WHAT YOU ARE ASKED TO DO: Reproduce the whole listing, character for character.

Data extracted from a collection:
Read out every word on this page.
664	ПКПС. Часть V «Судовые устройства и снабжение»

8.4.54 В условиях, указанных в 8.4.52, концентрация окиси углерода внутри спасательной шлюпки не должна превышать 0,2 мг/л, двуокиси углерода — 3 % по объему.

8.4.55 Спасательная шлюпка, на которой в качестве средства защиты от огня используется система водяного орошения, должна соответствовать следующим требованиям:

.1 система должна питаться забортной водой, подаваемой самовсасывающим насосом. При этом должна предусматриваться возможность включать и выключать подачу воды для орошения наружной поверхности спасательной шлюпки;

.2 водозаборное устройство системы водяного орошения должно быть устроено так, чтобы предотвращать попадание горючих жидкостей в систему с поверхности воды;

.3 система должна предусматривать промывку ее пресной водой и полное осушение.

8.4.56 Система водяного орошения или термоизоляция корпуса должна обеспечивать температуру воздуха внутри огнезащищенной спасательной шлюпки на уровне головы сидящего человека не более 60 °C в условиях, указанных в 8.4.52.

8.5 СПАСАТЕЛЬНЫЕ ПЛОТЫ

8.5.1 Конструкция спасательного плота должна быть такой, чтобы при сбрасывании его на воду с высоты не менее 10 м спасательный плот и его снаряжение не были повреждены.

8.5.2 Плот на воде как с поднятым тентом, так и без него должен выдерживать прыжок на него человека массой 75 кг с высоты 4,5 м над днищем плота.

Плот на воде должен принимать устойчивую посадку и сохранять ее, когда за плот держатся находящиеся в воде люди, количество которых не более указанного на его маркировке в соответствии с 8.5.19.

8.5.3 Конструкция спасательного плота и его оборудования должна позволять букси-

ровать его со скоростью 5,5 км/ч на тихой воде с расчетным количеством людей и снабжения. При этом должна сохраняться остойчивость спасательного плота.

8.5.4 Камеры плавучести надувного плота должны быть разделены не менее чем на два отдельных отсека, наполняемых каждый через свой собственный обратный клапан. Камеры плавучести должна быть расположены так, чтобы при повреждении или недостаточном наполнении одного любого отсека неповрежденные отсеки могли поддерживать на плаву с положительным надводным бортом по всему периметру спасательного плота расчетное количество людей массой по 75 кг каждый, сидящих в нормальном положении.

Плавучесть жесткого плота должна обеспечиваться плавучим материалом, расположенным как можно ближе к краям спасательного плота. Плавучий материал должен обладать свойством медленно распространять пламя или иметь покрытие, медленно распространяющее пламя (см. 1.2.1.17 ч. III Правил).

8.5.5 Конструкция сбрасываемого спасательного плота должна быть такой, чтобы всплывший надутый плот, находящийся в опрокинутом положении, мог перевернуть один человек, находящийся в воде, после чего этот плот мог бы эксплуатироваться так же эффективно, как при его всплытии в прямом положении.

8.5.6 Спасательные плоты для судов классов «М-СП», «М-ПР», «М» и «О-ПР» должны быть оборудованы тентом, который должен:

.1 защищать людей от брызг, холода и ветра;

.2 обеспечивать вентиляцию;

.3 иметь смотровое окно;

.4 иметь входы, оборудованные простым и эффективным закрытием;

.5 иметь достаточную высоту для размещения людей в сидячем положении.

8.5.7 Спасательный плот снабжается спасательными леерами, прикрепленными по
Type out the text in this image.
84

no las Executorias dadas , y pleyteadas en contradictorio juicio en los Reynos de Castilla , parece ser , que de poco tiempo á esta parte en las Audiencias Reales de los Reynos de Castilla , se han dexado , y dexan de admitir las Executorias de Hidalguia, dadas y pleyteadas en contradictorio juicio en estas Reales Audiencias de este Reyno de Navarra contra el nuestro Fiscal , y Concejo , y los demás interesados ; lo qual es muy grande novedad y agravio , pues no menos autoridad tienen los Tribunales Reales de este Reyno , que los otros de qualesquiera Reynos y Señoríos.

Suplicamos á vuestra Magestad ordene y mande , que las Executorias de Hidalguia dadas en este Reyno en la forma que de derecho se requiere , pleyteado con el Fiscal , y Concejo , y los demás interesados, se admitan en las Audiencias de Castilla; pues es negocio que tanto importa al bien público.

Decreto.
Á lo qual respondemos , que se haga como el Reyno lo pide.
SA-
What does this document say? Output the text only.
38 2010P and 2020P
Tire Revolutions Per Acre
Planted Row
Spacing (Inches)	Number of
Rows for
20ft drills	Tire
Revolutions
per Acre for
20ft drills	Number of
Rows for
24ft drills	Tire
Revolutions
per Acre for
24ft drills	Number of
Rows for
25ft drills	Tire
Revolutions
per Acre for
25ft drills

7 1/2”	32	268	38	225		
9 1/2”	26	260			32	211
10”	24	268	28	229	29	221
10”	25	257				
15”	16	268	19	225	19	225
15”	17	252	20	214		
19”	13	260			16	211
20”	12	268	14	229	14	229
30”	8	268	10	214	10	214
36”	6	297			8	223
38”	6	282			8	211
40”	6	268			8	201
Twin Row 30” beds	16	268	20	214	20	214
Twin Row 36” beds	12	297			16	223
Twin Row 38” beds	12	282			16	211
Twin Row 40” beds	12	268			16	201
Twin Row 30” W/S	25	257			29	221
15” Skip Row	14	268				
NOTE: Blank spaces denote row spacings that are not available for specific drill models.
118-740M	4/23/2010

THE OUTPUT:
Read out every word on this page.
664	ПКПС. Часть V «Судовые устройства и снабжение»

8.4.54 В условиях, указанных в 8.4.52, концентрация окиси углерода внутри спасательной шлюпки не должна превышать 0,2 мг/л, двуокиси углерода — 3 % по объему.

8.4.55 Спасательная шлюпка, на которой в качестве средства защиты от огня используется система водяного орошения, должна соответствовать следующим требованиям:

.1 система должна питаться забортной водой, подаваемой самовсасывающим насосом. При этом должна предусматриваться возможность включать и выключать подачу воды для орошения наружной поверхности спасательной шлюпки;

.2 водозаборное устройство системы водяного орошения должно быть устроено так, чтобы предотвращать попадание горючих жидкостей в систему с поверхности воды;

.3 система должна предусматривать промывку ее пресной водой и полное осушение.

8.4.56 Система водяного орошения или термоизоляция корпуса должна обеспечивать температуру воздуха внутри огнезащищенной спасательной шлюпки на уровне головы сидящего человека не более 60 °C в условиях, указанных в 8.4.52.

8.5 СПАСАТЕЛЬНЫЕ ПЛОТЫ

8.5.1 Конструкция спасательного плота должна быть такой, чтобы при сбрасывании его на воду с высоты не менее 10 м спасательный плот и его снаряжение не были повреждены.

8.5.2 Плот на воде как с поднятым тентом, так и без него должен выдерживать прыжок на него человека массой 75 кг с высоты 4,5 м над днищем плота.

Плот на воде должен принимать устойчивую посадку и сохранять ее, когда за плот держатся находящиеся в воде люди, количество которых не более указанного на его маркировке в соответствии с 8.5.19.

8.5.3 Конструкция спасательного плота и его оборудования должна позволять букси-

ровать его со скоростью 5,5 км/ч на тихой воде с расчетным количеством людей и снабжения. При этом должна сохраняться остойчивость спасательного плота.

8.5.4 Камеры плавучести надувного плота должны быть разделены не менее чем на два отдельных отсека, наполняемых каждый через свой собственный обратный клапан. Камеры плавучести должна быть расположены так, чтобы при повреждении или недостаточном наполнении одного любого отсека неповрежденные отсеки могли поддерживать на плаву с положительным надводным бортом по всему периметру спасательного плота расчетное количество людей массой по 75 кг каждый, сидящих в нормальном положении.

Плавучесть жесткого плота должна обеспечиваться плавучим материалом, расположенным как можно ближе к краям спасательного плота. Плавучий материал должен обладать свойством медленно распространять пламя или иметь покрытие, медленно распространяющее пламя (см. 1.2.1.17 ч. III Правил).

8.5.5 Конструкция сбрасываемого спасательного плота должна быть такой, чтобы всплывший надутый плот, находящийся в опрокинутом положении, мог перевернуть один человек, находящийся в воде, после чего этот плот мог бы эксплуатироваться так же эффективно, как при его всплытии в прямом положении.

8.5.6 Спасательные плоты для судов классов «М-СП», «М-ПР», «М» и «О-ПР» должны быть оборудованы тентом, который должен:

.1 защищать людей от брызг, холода и ветра;

.2 обеспечивать вентиляцию;

.3 иметь смотровое окно;

.4 иметь входы, оборудованные простым и эффективным закрытием;

.5 иметь достаточную высоту для размещения людей в сидячем положении.

8.5.7 Спасательный плот снабжается спасательными леерами, прикрепленными по
Type out the text in this image.
84

no las Executorias dadas , y pleyteadas en contradictorio juicio en los Reynos de Castilla , parece ser , que de poco tiempo á esta parte en las Audiencias Reales de los Reynos de Castilla , se han dexado , y dexan de admitir las Executorias de Hidalguia, dadas y pleyteadas en contradictorio juicio en estas Reales Audiencias de este Reyno de Navarra contra el nuestro Fiscal , y Concejo , y los demás interesados ; lo qual es muy grande novedad y agravio , pues no menos autoridad tienen los Tribunales Reales de este Reyno , que los otros de qualesquiera Reynos y Señoríos.

Suplicamos á vuestra Magestad ordene y mande , que las Executorias de Hidalguia dadas en este Reyno en la forma que de derecho se requiere , pleyteado con el Fiscal , y Concejo , y los demás interesados, se admitan en las Audiencias de Castilla; pues es negocio que tanto importa al bien público.

Decreto.
Á lo qual respondemos , que se haga como el Reyno lo pide.
SA-
What does this document say? Output the text only.
38 2010P and 2020P
Tire Revolutions Per Acre
Planted Row
Spacing (Inches)	Number of
Rows for
20ft drills	Tire
Revolutions
per Acre for
20ft drills	Number of
Rows for
24ft drills	Tire
Revolutions
per Acre for
24ft drills	Number of
Rows for
25ft drills	Tire
Revolutions
per Acre for
25ft drills

7 1/2”	32	268	38	225		
9 1/2”	26	260			32	211
10”	24	268	28	229	29	221
10”	25	257				
15”	16	268	19	225	19	225
15”	17	252	20	214		
19”	13	260			16	211
20”	12	268	14	229	14	229
30”	8	268	10	214	10	214
36”	6	297			8	223
38”	6	282			8	211
40”	6	268			8	201
Twin Row 30” beds	16	268	20	214	20	214
Twin Row 36” beds	12	297			16	223
Twin Row 38” beds	12	282			16	211
Twin Row 40” beds	12	268			16	201
Twin Row 30” W/S	25	257			29	221
15” Skip Row	14	268				
NOTE: Blank spaces denote row spacings that are not available for specific drill models.
118-740M	4/23/2010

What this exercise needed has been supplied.